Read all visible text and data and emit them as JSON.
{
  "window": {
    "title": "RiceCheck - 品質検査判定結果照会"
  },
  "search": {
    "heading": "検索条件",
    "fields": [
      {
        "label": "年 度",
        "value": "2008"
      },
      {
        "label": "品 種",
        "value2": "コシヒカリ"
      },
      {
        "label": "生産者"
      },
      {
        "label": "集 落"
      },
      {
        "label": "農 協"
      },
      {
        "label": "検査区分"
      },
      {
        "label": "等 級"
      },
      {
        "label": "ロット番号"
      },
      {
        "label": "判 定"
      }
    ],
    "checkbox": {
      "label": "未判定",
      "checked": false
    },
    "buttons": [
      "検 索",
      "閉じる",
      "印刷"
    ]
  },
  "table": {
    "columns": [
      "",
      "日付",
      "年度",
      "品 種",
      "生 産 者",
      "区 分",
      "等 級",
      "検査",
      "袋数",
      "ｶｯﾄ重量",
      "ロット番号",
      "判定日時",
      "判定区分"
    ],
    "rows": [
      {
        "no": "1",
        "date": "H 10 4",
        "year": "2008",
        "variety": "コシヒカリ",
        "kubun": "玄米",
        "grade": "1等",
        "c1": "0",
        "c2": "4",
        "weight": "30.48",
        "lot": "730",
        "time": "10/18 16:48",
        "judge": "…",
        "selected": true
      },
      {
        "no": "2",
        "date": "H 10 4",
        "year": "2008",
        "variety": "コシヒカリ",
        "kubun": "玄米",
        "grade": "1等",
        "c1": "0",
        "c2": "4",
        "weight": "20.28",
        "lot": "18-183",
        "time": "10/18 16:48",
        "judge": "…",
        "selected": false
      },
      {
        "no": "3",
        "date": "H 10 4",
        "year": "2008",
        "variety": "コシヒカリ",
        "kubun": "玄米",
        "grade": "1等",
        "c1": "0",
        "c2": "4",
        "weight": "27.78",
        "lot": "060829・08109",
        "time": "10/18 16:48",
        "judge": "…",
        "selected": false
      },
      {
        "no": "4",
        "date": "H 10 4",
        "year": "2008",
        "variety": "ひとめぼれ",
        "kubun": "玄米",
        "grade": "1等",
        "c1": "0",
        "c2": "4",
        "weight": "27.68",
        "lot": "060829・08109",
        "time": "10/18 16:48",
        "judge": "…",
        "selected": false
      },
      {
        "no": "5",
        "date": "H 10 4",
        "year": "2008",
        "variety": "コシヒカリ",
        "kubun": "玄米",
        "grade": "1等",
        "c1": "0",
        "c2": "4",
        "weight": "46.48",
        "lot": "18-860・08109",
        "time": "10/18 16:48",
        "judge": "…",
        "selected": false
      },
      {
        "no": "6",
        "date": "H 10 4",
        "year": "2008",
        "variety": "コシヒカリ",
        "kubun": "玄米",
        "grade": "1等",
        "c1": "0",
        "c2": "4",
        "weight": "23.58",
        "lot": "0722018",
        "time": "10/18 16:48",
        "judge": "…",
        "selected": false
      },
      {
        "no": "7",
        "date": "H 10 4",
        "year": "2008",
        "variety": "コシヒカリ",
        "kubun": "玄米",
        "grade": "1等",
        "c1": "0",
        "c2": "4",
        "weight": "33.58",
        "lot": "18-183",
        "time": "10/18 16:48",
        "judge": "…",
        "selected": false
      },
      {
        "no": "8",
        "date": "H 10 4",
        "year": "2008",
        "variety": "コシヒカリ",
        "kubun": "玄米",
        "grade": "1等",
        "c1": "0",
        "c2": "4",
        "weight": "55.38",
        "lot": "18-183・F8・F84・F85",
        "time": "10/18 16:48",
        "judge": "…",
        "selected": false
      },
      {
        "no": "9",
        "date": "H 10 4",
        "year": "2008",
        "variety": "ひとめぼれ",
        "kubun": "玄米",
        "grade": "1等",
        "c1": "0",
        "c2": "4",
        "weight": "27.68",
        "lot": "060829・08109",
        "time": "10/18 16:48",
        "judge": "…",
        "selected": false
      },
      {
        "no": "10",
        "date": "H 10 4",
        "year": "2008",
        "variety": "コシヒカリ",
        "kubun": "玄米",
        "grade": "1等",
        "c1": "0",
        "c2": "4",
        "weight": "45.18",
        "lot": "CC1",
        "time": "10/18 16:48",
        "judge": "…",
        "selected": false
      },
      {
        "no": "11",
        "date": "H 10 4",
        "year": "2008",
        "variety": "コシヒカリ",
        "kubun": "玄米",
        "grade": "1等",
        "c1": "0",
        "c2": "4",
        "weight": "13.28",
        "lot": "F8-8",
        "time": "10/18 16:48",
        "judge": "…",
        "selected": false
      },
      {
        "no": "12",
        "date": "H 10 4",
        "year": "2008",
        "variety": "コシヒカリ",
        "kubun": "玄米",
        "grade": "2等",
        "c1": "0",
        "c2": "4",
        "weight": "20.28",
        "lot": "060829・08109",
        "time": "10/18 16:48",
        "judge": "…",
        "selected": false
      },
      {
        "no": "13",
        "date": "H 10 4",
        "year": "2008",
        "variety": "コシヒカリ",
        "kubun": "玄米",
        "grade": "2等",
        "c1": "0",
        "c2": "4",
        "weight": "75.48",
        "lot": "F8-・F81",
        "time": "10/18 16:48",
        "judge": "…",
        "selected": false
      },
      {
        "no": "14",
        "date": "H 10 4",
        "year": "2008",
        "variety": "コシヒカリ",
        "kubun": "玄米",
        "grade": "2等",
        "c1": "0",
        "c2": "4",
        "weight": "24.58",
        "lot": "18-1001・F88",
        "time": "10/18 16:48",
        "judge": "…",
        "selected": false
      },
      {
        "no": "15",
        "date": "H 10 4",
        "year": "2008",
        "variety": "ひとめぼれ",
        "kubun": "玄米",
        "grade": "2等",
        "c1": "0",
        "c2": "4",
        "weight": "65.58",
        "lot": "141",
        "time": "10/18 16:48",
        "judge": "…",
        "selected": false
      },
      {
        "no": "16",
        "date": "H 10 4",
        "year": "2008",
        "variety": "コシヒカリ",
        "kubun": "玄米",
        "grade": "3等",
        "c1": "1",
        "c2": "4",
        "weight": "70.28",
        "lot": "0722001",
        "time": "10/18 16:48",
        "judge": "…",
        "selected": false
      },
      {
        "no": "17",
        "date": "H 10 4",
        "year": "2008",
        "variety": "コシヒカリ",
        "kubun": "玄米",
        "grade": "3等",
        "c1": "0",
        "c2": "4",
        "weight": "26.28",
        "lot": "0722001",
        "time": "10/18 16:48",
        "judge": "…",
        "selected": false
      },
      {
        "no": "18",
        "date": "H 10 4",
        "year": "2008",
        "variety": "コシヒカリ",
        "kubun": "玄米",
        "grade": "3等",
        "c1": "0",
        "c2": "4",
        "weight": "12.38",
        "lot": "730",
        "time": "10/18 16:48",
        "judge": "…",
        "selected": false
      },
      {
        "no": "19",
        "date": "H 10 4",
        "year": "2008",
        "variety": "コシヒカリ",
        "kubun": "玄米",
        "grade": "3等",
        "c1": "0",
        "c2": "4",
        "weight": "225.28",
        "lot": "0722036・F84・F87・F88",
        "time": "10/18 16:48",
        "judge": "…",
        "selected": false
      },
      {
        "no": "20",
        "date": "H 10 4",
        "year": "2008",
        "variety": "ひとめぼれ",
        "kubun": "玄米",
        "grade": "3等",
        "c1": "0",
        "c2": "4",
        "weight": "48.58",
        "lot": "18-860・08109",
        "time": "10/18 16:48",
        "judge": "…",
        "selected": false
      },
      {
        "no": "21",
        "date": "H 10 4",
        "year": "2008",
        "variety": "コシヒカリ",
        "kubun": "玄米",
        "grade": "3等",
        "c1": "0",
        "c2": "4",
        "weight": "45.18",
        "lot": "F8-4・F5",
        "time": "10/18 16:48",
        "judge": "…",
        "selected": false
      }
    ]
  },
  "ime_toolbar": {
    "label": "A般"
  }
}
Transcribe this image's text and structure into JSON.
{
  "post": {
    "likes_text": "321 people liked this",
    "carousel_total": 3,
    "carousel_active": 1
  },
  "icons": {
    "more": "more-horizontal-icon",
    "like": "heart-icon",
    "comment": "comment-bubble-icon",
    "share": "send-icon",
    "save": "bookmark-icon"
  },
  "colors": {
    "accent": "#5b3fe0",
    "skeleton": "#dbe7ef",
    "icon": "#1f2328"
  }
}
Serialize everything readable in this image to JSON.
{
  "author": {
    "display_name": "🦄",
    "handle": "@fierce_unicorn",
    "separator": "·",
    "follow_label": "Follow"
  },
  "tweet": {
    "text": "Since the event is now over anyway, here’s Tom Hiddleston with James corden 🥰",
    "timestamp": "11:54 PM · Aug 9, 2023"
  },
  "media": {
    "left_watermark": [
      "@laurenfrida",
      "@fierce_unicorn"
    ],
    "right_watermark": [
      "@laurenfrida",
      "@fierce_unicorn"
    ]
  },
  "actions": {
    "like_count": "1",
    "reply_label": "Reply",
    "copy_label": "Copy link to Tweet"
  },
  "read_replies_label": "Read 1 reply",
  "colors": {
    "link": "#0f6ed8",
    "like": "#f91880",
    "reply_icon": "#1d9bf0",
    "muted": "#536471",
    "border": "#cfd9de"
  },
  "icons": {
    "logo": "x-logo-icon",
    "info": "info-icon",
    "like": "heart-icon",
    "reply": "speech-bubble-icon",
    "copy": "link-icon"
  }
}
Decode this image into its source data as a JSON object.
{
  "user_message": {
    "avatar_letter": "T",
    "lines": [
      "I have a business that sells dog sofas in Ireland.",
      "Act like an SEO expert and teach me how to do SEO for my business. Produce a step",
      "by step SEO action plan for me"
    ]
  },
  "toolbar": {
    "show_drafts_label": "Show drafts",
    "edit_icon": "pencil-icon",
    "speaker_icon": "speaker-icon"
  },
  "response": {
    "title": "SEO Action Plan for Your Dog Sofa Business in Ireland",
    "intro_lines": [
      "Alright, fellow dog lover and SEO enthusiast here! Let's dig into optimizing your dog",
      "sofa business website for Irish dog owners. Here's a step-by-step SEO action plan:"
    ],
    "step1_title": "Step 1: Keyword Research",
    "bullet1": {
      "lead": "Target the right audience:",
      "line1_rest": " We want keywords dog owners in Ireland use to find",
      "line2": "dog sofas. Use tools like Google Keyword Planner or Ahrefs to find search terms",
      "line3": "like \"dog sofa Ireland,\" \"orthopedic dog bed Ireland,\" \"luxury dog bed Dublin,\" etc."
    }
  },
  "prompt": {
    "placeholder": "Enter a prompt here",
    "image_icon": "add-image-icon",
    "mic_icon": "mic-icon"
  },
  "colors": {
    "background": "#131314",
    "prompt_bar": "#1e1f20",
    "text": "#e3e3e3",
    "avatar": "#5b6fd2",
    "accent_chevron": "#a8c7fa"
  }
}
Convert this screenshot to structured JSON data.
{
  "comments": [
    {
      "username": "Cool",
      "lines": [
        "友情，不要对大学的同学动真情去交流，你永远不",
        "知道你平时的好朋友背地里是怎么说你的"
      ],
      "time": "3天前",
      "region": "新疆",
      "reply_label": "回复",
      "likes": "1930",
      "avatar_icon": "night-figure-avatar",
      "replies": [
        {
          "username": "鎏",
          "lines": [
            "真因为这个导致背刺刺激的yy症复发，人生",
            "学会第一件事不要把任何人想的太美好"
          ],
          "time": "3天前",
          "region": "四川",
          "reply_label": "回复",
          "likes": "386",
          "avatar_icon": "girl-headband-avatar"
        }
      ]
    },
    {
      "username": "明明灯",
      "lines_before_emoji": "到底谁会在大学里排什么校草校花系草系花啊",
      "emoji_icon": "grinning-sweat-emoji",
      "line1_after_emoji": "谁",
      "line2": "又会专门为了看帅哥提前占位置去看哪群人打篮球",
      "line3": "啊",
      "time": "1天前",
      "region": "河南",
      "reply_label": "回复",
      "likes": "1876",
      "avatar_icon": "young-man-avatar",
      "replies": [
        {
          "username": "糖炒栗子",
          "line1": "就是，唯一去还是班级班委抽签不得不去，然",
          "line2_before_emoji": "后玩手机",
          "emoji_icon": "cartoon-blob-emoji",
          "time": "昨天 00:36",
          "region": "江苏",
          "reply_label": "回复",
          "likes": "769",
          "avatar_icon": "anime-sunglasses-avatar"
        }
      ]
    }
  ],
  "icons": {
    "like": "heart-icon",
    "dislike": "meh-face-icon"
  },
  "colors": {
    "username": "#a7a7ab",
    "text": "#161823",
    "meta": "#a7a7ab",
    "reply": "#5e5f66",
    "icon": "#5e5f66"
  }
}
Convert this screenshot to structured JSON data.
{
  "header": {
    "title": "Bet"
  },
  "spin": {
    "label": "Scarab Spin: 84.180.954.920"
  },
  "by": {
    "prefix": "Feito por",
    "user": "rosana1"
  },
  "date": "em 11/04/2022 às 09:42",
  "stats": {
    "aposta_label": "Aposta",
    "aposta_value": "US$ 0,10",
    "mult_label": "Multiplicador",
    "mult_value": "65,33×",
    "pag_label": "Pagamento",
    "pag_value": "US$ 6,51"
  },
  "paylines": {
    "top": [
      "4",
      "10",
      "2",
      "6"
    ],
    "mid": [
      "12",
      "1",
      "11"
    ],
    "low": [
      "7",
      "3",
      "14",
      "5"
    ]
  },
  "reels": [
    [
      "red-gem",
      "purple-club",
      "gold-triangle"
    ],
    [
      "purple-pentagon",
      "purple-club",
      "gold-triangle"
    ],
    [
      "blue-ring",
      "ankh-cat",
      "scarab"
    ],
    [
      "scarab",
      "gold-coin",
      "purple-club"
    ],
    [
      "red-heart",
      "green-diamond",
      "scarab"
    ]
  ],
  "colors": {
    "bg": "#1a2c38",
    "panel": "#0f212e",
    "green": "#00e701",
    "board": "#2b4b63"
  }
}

● Task to carry out
Extract each line from the entries above that contains the string "data".

● Output for this task
Read all visible text and data and emit them as JSON.
Decode this image into its source data as a JSON object.
Convert this screenshot to structured JSON data.
Convert this screenshot to structured JSON data.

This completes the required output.